• _WORK REQUIRED_: Return the number of lines holding "диабет", with nothing added.
— START EXTRACTED DATA —
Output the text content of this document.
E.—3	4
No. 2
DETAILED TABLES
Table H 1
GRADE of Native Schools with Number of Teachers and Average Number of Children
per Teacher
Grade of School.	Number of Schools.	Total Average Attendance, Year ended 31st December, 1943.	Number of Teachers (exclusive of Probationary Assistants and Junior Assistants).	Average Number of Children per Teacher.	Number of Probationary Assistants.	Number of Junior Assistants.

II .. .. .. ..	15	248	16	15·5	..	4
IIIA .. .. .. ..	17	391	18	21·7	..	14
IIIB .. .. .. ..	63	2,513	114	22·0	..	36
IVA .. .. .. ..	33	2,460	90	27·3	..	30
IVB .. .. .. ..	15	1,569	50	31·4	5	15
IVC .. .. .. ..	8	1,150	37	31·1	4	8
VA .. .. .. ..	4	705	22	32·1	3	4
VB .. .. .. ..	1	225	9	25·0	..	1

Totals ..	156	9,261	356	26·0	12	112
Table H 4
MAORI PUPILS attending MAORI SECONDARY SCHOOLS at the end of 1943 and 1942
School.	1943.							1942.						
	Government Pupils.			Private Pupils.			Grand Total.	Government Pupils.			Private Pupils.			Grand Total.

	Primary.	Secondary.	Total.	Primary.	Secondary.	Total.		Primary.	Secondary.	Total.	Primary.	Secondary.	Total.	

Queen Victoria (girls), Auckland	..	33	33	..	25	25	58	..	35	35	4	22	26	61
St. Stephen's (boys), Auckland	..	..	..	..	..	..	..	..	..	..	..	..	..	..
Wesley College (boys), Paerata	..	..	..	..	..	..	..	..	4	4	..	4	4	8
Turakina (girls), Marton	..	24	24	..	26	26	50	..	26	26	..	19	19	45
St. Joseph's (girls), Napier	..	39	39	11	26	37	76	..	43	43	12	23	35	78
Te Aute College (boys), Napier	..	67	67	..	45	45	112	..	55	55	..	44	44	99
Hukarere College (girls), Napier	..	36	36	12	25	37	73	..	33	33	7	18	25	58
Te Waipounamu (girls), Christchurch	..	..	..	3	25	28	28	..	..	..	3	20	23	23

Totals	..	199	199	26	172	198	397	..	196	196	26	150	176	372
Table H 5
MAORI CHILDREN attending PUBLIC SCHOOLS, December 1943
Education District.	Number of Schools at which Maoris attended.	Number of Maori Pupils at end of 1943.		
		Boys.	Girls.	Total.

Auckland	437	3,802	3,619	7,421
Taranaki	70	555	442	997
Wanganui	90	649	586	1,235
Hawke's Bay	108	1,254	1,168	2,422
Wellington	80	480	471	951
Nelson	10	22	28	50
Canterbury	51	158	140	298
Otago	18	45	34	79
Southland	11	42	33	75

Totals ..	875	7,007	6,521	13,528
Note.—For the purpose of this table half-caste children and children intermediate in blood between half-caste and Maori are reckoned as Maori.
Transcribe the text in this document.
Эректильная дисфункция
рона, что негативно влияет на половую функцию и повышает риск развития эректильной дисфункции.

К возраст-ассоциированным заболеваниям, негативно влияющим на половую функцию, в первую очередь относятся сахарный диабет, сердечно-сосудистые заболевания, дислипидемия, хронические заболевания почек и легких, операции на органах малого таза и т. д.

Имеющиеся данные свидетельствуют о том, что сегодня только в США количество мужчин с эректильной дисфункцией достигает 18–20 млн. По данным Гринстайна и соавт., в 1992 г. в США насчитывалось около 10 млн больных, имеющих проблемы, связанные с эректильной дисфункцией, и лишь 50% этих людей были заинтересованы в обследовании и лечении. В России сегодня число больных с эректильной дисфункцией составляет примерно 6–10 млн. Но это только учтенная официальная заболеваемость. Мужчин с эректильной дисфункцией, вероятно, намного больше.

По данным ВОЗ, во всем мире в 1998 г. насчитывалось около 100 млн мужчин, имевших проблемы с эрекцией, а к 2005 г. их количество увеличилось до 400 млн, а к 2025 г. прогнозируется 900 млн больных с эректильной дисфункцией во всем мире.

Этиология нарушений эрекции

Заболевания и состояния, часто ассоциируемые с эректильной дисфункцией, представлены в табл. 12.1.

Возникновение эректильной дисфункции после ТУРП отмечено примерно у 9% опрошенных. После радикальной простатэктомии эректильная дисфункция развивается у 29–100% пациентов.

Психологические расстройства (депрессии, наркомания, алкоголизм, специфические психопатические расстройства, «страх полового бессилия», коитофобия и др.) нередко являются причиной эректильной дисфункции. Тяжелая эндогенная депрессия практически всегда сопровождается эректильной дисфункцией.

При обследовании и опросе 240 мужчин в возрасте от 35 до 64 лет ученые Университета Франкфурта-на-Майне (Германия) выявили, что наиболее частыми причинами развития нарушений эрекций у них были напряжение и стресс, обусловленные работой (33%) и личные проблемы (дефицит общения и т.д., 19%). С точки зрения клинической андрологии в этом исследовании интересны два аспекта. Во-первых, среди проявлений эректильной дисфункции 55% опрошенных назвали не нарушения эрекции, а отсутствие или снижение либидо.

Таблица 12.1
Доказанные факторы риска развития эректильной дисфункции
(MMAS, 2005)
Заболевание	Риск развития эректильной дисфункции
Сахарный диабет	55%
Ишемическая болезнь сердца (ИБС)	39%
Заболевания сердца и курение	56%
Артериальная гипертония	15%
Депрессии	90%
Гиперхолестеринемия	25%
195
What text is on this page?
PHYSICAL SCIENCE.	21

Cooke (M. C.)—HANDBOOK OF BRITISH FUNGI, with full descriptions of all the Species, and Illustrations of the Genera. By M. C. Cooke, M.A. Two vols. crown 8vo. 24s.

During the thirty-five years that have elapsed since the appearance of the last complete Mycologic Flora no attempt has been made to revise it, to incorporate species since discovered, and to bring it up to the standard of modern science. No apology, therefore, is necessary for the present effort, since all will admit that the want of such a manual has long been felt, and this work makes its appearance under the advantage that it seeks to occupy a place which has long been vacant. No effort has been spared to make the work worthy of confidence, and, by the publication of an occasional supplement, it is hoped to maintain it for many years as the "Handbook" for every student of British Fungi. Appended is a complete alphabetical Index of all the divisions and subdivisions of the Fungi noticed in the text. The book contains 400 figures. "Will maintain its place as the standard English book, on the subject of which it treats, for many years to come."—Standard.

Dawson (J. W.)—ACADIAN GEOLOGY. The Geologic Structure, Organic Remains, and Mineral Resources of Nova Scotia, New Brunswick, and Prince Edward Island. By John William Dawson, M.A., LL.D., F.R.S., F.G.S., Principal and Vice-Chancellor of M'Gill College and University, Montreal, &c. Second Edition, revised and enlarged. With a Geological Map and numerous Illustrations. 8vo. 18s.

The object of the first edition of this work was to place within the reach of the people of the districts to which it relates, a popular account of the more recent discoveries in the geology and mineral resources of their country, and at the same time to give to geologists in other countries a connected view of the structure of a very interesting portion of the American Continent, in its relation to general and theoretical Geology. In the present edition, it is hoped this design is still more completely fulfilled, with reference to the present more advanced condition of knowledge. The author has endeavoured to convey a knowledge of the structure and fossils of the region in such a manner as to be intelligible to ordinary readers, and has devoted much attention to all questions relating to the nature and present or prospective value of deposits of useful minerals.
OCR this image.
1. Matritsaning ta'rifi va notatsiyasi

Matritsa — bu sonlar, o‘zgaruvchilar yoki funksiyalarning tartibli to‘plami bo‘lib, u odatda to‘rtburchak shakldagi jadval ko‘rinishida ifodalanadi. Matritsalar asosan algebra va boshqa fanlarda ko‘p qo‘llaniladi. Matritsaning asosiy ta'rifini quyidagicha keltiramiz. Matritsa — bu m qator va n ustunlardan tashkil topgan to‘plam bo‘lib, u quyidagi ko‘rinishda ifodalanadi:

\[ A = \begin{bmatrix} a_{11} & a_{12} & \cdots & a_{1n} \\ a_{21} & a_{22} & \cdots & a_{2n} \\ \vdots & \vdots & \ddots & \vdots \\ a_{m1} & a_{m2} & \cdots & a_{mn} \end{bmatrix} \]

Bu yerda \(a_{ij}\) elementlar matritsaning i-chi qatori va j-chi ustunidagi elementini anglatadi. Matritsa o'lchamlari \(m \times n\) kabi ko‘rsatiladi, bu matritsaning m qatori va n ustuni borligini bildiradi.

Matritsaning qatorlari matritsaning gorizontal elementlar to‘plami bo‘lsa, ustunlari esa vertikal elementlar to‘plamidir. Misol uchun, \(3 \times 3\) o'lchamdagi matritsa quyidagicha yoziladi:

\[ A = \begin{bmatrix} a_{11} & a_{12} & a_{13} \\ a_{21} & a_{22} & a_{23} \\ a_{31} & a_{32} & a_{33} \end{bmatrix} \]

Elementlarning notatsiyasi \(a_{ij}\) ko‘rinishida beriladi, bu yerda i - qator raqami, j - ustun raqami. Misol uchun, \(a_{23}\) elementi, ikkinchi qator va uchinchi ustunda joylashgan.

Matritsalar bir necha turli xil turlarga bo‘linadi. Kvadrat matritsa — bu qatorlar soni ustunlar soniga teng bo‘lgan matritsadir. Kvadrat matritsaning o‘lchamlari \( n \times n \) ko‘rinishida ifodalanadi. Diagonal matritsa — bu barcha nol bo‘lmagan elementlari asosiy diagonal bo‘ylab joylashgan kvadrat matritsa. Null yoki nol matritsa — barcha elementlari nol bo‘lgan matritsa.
— END EXTRACTED DATA —
• _WORKED ANSWER_: 2